▶ [Given exercise] Scan the entries below and extract each line with the word "Rozwiązania" in it.

/---

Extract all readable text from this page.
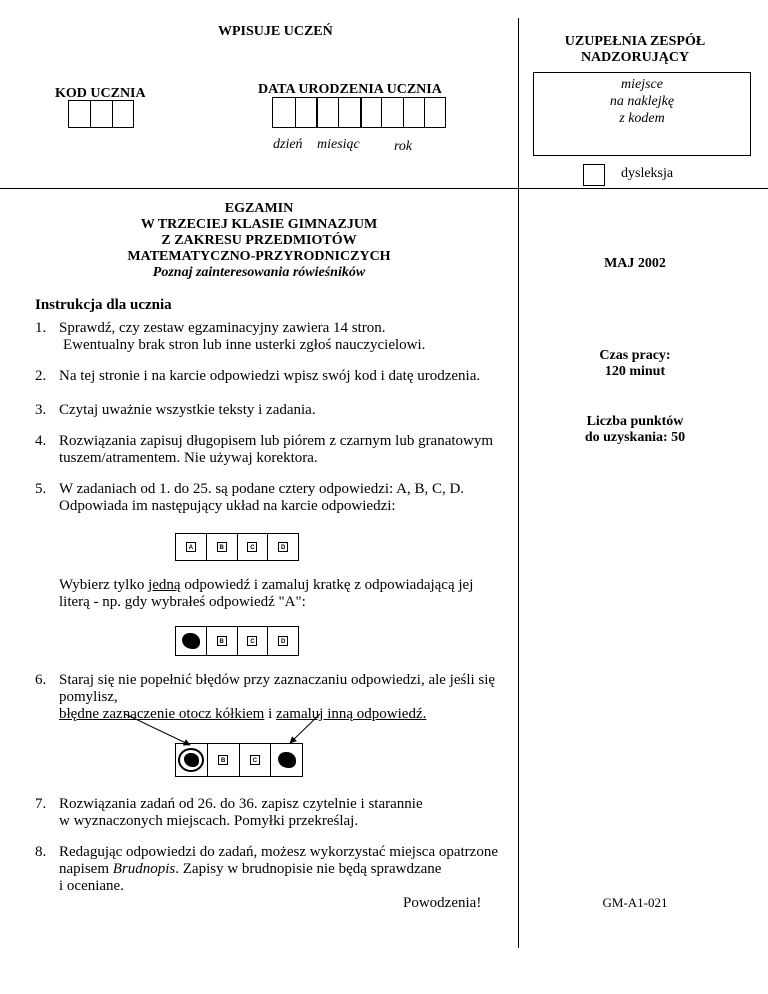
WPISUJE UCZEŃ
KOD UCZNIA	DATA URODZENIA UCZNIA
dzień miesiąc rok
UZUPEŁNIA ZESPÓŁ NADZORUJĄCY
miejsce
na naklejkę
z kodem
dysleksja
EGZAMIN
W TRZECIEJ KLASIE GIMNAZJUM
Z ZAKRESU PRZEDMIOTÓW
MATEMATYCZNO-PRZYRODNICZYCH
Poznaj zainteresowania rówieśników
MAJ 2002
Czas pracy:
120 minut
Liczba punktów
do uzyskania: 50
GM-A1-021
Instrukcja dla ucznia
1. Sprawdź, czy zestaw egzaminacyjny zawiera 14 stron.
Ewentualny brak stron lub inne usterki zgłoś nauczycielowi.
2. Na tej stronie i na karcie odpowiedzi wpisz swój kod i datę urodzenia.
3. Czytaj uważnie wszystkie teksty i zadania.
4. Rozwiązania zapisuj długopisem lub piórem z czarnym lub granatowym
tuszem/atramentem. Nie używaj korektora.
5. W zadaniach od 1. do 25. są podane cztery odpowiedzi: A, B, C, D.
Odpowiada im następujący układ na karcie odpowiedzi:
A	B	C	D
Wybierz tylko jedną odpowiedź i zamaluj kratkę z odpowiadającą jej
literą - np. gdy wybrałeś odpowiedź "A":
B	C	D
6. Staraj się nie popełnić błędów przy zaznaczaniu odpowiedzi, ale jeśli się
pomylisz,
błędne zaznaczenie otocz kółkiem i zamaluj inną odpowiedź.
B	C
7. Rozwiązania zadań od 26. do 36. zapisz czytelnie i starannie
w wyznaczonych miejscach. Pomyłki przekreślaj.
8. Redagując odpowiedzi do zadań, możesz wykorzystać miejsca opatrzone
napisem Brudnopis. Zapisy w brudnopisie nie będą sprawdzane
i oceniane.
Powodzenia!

\---

▶ [Solution for this exercise]
4. Rozwiązania zapisuj długopisem lub piórem z czarnym lub granatowym
7. Rozwiązania zadań od 26. do 36. zapisz czytelnie i starannie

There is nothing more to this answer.